━━━━━ RECORD LIST

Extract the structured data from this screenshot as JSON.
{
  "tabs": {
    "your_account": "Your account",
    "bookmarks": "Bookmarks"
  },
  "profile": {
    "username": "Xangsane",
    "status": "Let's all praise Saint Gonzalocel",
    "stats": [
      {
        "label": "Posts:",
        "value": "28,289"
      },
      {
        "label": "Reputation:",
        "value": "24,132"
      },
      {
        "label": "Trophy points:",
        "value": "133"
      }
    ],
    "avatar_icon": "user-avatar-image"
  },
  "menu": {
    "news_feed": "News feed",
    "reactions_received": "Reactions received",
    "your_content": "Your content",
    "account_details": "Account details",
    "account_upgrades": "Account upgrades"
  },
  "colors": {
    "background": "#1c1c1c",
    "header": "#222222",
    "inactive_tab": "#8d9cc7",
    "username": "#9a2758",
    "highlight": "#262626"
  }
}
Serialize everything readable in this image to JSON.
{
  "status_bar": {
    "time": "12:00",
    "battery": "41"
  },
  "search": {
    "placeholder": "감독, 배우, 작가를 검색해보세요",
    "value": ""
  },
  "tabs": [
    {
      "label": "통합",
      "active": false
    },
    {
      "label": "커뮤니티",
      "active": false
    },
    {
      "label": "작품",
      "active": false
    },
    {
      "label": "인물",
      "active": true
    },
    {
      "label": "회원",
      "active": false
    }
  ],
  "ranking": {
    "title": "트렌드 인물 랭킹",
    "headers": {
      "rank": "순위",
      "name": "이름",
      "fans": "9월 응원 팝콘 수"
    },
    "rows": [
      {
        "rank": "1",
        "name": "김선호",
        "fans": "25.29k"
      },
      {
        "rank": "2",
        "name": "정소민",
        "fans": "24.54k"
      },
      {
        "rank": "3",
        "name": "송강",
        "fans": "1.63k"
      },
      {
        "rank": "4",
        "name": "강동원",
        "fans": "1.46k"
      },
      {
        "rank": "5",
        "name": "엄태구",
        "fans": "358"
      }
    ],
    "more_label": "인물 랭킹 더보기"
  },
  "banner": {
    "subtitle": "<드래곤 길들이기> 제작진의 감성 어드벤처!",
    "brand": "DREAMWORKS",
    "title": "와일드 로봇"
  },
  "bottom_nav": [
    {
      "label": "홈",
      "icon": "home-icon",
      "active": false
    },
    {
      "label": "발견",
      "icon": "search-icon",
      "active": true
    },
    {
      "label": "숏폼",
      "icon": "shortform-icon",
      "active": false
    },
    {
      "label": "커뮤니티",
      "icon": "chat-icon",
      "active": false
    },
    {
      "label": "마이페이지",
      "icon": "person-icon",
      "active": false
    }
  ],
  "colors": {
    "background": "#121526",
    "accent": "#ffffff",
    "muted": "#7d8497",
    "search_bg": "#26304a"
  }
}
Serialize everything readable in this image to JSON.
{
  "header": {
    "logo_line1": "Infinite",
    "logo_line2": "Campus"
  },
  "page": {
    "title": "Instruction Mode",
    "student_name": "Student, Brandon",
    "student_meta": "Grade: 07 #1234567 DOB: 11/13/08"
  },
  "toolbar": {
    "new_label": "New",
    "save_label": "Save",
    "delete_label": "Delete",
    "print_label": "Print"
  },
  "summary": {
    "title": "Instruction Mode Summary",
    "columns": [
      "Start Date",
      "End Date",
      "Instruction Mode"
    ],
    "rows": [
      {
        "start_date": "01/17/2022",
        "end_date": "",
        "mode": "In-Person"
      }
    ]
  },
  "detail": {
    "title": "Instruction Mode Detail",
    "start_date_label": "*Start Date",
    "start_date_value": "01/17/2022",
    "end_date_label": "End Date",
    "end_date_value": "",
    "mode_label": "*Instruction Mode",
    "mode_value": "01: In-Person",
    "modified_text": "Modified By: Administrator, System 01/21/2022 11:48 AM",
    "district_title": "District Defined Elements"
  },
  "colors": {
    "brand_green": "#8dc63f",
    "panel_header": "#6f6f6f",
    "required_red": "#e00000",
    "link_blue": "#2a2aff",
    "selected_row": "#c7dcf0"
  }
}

━━━━━━━━━━

INSTRUCTION: Your task is to repeat the data exactly; please include every line.

ANSWER:
Extract the structured data from this screenshot as JSON.
{
  "tabs": {
    "your_account": "Your account",
    "bookmarks": "Bookmarks"
  },
  "profile": {
    "username": "Xangsane",
    "status": "Let's all praise Saint Gonzalocel",
    "stats": [
      {
        "label": "Posts:",
        "value": "28,289"
      },
      {
        "label": "Reputation:",
        "value": "24,132"
      },
      {
        "label": "Trophy points:",
        "value": "133"
      }
    ],
    "avatar_icon": "user-avatar-image"
  },
  "menu": {
    "news_feed": "News feed",
    "reactions_received": "Reactions received",
    "your_content": "Your content",
    "account_details": "Account details",
    "account_upgrades": "Account upgrades"
  },
  "colors": {
    "background": "#1c1c1c",
    "header": "#222222",
    "inactive_tab": "#8d9cc7",
    "username": "#9a2758",
    "highlight": "#262626"
  }
}
Serialize everything readable in this image to JSON.
{
  "status_bar": {
    "time": "12:00",
    "battery": "41"
  },
  "search": {
    "placeholder": "감독, 배우, 작가를 검색해보세요",
    "value": ""
  },
  "tabs": [
    {
      "label": "통합",
      "active": false
    },
    {
      "label": "커뮤니티",
      "active": false
    },
    {
      "label": "작품",
      "active": false
    },
    {
      "label": "인물",
      "active": true
    },
    {
      "label": "회원",
      "active": false
    }
  ],
  "ranking": {
    "title": "트렌드 인물 랭킹",
    "headers": {
      "rank": "순위",
      "name": "이름",
      "fans": "9월 응원 팝콘 수"
    },
    "rows": [
      {
        "rank": "1",
        "name": "김선호",
        "fans": "25.29k"
      },
      {
        "rank": "2",
        "name": "정소민",
        "fans": "24.54k"
      },
      {
        "rank": "3",
        "name": "송강",
        "fans": "1.63k"
      },
      {
        "rank": "4",
        "name": "강동원",
        "fans": "1.46k"
      },
      {
        "rank": "5",
        "name": "엄태구",
        "fans": "358"
      }
    ],
    "more_label": "인물 랭킹 더보기"
  },
  "banner": {
    "subtitle": "<드래곤 길들이기> 제작진의 감성 어드벤처!",
    "brand": "DREAMWORKS",
    "title": "와일드 로봇"
  },
  "bottom_nav": [
    {
      "label": "홈",
      "icon": "home-icon",
      "active": false
    },
    {
      "label": "발견",
      "icon": "search-icon",
      "active": true
    },
    {
      "label": "숏폼",
      "icon": "shortform-icon",
      "active": false
    },
    {
      "label": "커뮤니티",
      "icon": "chat-icon",
      "active": false
    },
    {
      "label": "마이페이지",
      "icon": "person-icon",
      "active": false
    }
  ],
  "colors": {
    "background": "#121526",
    "accent": "#ffffff",
    "muted": "#7d8497",
    "search_bg": "#26304a"
  }
}
Serialize everything readable in this image to JSON.
{
  "header": {
    "logo_line1": "Infinite",
    "logo_line2": "Campus"
  },
  "page": {
    "title": "Instruction Mode",
    "student_name": "Student, Brandon",
    "student_meta": "Grade: 07 #1234567 DOB: 11/13/08"
  },
  "toolbar": {
    "new_label": "New",
    "save_label": "Save",
    "delete_label": "Delete",
    "print_label": "Print"
  },
  "summary": {
    "title": "Instruction Mode Summary",
    "columns": [
      "Start Date",
      "End Date",
      "Instruction Mode"
    ],
    "rows": [
      {
        "start_date": "01/17/2022",
        "end_date": "",
        "mode": "In-Person"
      }
    ]
  },
  "detail": {
    "title": "Instruction Mode Detail",
    "start_date_label": "*Start Date",
    "start_date_value": "01/17/2022",
    "end_date_label": "End Date",
    "end_date_value": "",
    "mode_label": "*Instruction Mode",
    "mode_value": "01: In-Person",
    "modified_text": "Modified By: Administrator, System 01/21/2022 11:48 AM",
    "district_title": "District Defined Elements"
  },
  "colors": {
    "brand_green": "#8dc63f",
    "panel_header": "#6f6f6f",
    "required_red": "#e00000",
    "link_blue": "#2a2aff",
    "selected_row": "#c7dcf0"
  }
}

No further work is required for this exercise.